(Website and app data records)
____
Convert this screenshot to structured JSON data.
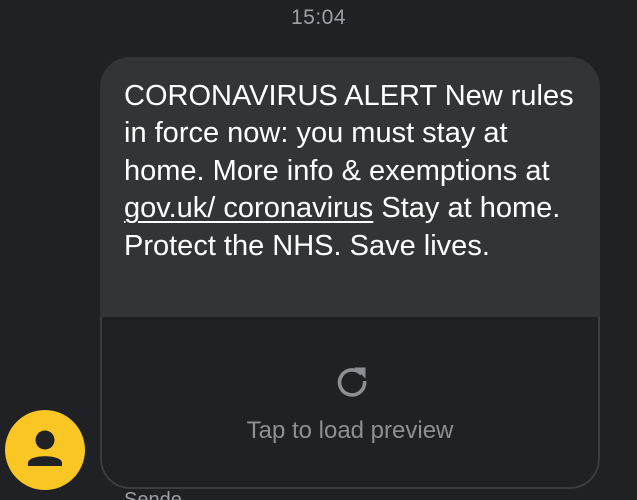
{
  "conversation": {
    "timestamp": "15:04"
  },
  "message": {
    "text_before_link": "CORONAVIRUS ALERT New rules in force now: you must stay at home. More info & exemptions at ",
    "link_text": "gov.uk/ coronavirus",
    "text_after_link": " Stay at home. Protect the NHS. Save lives."
  },
  "link_preview": {
    "icon": "reload-icon",
    "label": "Tap to load preview"
  },
  "sender": {
    "avatar_icon": "person-icon",
    "avatar_color": "#f9c623",
    "label_partial": "Sende"
  },
  "colors": {
    "background": "#202124",
    "bubble": "#333436",
    "text": "#ffffff",
    "muted": "#9aa0a6"
  }
}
____
- [ACTION ITEM] What lines in the data above contain the word "home"? Show them all.

- [PROBLEM SOLUTION]
    "text_before_link": "CORONAVIRUS ALERT New rules in force now: you must stay at home. More info & exemptions at ",
    "text_after_link": " Stay at home. Protect the NHS. Save lives."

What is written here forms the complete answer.